— DESCRIPTION OF THE TASK —
Return each line of the records holding the string "count".

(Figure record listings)
________________________
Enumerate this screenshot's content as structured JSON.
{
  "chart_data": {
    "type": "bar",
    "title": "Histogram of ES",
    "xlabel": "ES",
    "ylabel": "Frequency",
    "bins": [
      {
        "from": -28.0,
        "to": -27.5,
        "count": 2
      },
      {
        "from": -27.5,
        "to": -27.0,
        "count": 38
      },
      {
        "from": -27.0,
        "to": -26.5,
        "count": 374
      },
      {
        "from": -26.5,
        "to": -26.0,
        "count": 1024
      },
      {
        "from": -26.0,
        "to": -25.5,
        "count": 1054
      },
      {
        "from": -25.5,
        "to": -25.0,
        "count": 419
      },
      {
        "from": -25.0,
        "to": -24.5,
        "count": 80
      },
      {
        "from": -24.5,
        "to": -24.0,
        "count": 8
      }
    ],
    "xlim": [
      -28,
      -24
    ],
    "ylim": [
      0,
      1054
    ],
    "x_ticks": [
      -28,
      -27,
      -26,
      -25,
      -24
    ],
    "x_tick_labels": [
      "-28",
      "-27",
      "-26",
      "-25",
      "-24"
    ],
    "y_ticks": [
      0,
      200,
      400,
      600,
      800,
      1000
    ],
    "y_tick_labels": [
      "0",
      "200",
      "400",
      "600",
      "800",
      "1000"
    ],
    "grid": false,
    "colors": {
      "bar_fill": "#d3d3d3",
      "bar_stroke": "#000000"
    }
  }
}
________________________
— REPLY TO THE EXERCISE —
        "count": 2
        "count": 38
        "count": 374
        "count": 1024
        "count": 1054
        "count": 419
        "count": 80
        "count": 8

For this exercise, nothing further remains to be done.